--- Start ---

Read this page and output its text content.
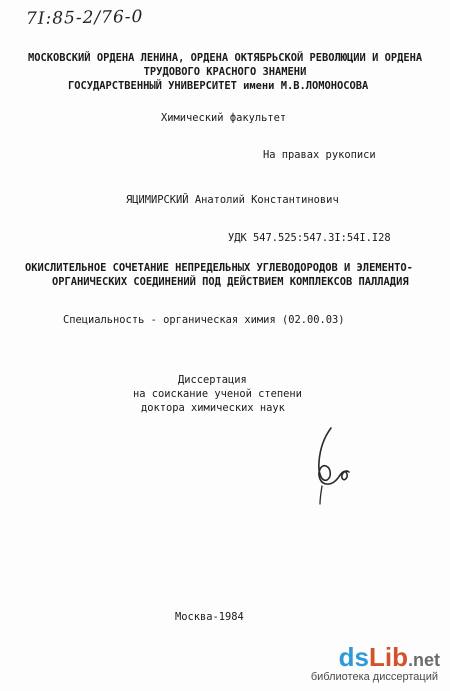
7I:85-2/76-0
МОСКОВСКИЙ ОРДЕНА ЛЕНИНА, ОРДЕНА ОКТЯБРЬСКОЙ РЕВОЛЮЦИИ И ОРДЕНА
ТРУДОВОГО КРАСНОГО ЗНАМЕНИ
ГОСУДАРСТВЕННЫЙ УНИВЕРСИТЕТ имени М.В.ЛОМОНОСОВА
Химический факультет
На правах рукописи
ЯЦИМИРСКИЙ Анатолий Константинович
УДК 547.525:547.3I:54I.I28
ОКИСЛИТЕЛЬНОЕ СОЧЕТАНИЕ НЕПРЕДЕЛЬНЫХ УГЛЕВОДОРОДОВ И ЭЛЕМЕНТО-
ОРГАНИЧЕСКИХ СОЕДИНЕНИЙ ПОД ДЕЙСТВИЕМ КОМПЛЕКСОВ ПАЛЛАДИЯ
Специальность - органическая химия (02.00.03)
Диссертация
на соискание ученой степени
доктора химических наук
Москва-1984
dsLib.net
библиотека диссертаций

--- End ---

Task instructions.
Leave out every picture and copy the rest of the records exactly.

Task answer.
Read this page and output its text content.
7I:85-2/76-0
МОСКОВСКИЙ ОРДЕНА ЛЕНИНА, ОРДЕНА ОКТЯБРЬСКОЙ РЕВОЛЮЦИИ И ОРДЕНА
ТРУДОВОГО КРАСНОГО ЗНАМЕНИ
ГОСУДАРСТВЕННЫЙ УНИВЕРСИТЕТ имени М.В.ЛОМОНОСОВА
Химический факультет
На правах рукописи
ЯЦИМИРСКИЙ Анатолий Константинович
УДК 547.525:547.3I:54I.I28
ОКИСЛИТЕЛЬНОЕ СОЧЕТАНИЕ НЕПРЕДЕЛЬНЫХ УГЛЕВОДОРОДОВ И ЭЛЕМЕНТО-
ОРГАНИЧЕСКИХ СОЕДИНЕНИЙ ПОД ДЕЙСТВИЕМ КОМПЛЕКСОВ ПАЛЛАДИЯ
Специальность - органическая химия (02.00.03)
Диссертация
на соискание ученой степени
доктора химических наук
Москва-1984
dsLib.net
библиотека диссертаций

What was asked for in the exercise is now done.